- **Written instruction**
Write out all the lines again, precisely as they stand, but without the images.

==================================================

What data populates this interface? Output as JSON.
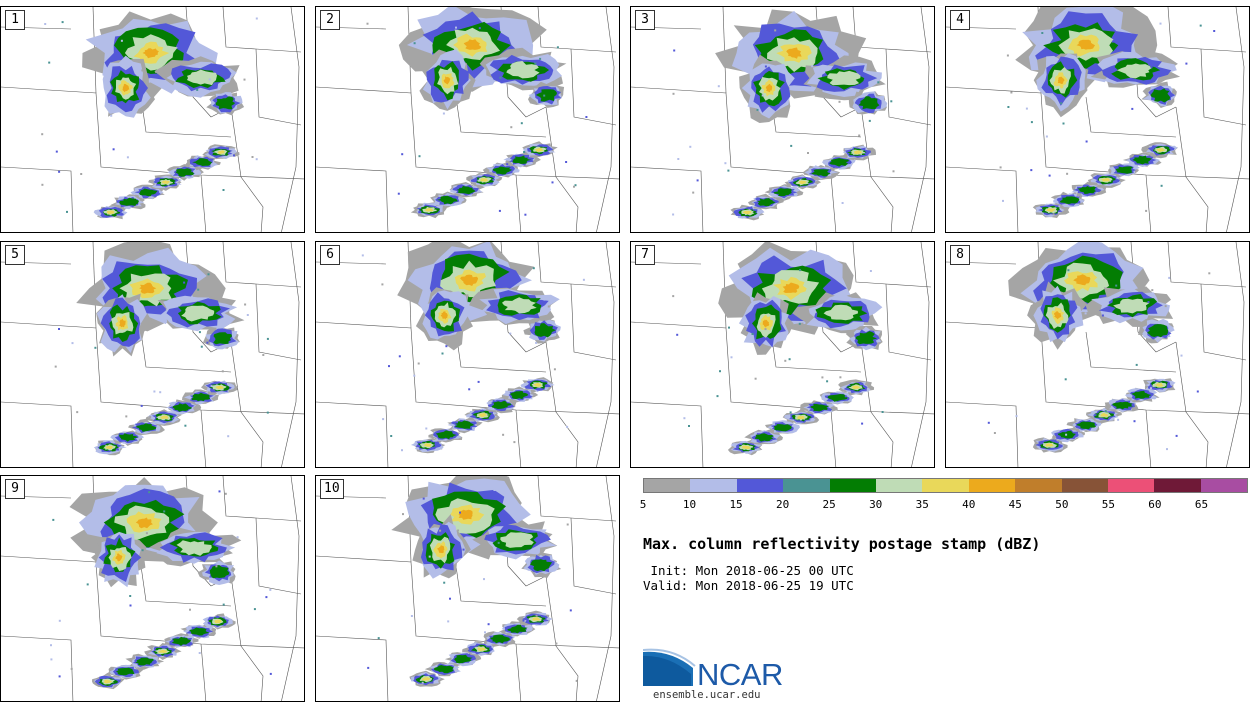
{
  "panels": [
    {
      "label": "1"
    },
    {
      "label": "2"
    },
    {
      "label": "3"
    },
    {
      "label": "4"
    },
    {
      "label": "5"
    },
    {
      "label": "6"
    },
    {
      "label": "7"
    },
    {
      "label": "8"
    },
    {
      "label": "9"
    },
    {
      "label": "10"
    }
  ],
  "colorbar": {
    "colors": [
      "#a5a5a5",
      "#b3bde8",
      "#5358d8",
      "#4a9393",
      "#037d03",
      "#bfdcb6",
      "#e9d85a",
      "#ecaa1d",
      "#c07e2b",
      "#875337",
      "#ec5077",
      "#6f1937",
      "#a84da2"
    ],
    "ticks": [
      "5",
      "10",
      "15",
      "20",
      "25",
      "30",
      "35",
      "40",
      "45",
      "50",
      "55",
      "60",
      "65"
    ]
  },
  "title": "Max. column reflectivity postage stamp (dBZ)",
  "init": " Init: Mon 2018-06-25 00 UTC",
  "valid": "Valid: Mon 2018-06-25 19 UTC",
  "logo": {
    "name": "NCAR",
    "url": "ensemble.ucar.edu"
  }
}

==================================================

- **Correct answer**
What data populates this interface? Output as JSON.
{
  "panels": [
    {
      "label": "1"
    },
    {
      "label": "2"
    },
    {
      "label": "3"
    },
    {
      "label": "4"
    },
    {
      "label": "5"
    },
    {
      "label": "6"
    },
    {
      "label": "7"
    },
    {
      "label": "8"
    },
    {
      "label": "9"
    },
    {
      "label": "10"
    }
  ],
  "colorbar": {
    "colors": [
      "#a5a5a5",
      "#b3bde8",
      "#5358d8",
      "#4a9393",
      "#037d03",
      "#bfdcb6",
      "#e9d85a",
      "#ecaa1d",
      "#c07e2b",
      "#875337",
      "#ec5077",
      "#6f1937",
      "#a84da2"
    ],
    "ticks": [
      "5",
      "10",
      "15",
      "20",
      "25",
      "30",
      "35",
      "40",
      "45",
      "50",
      "55",
      "60",
      "65"
    ]
  },
  "title": "Max. column reflectivity postage stamp (dBZ)",
  "init": " Init: Mon 2018-06-25 00 UTC",
  "valid": "Valid: Mon 2018-06-25 19 UTC",
  "logo": {
    "name": "NCAR",
    "url": "ensemble.ucar.edu"
  }
}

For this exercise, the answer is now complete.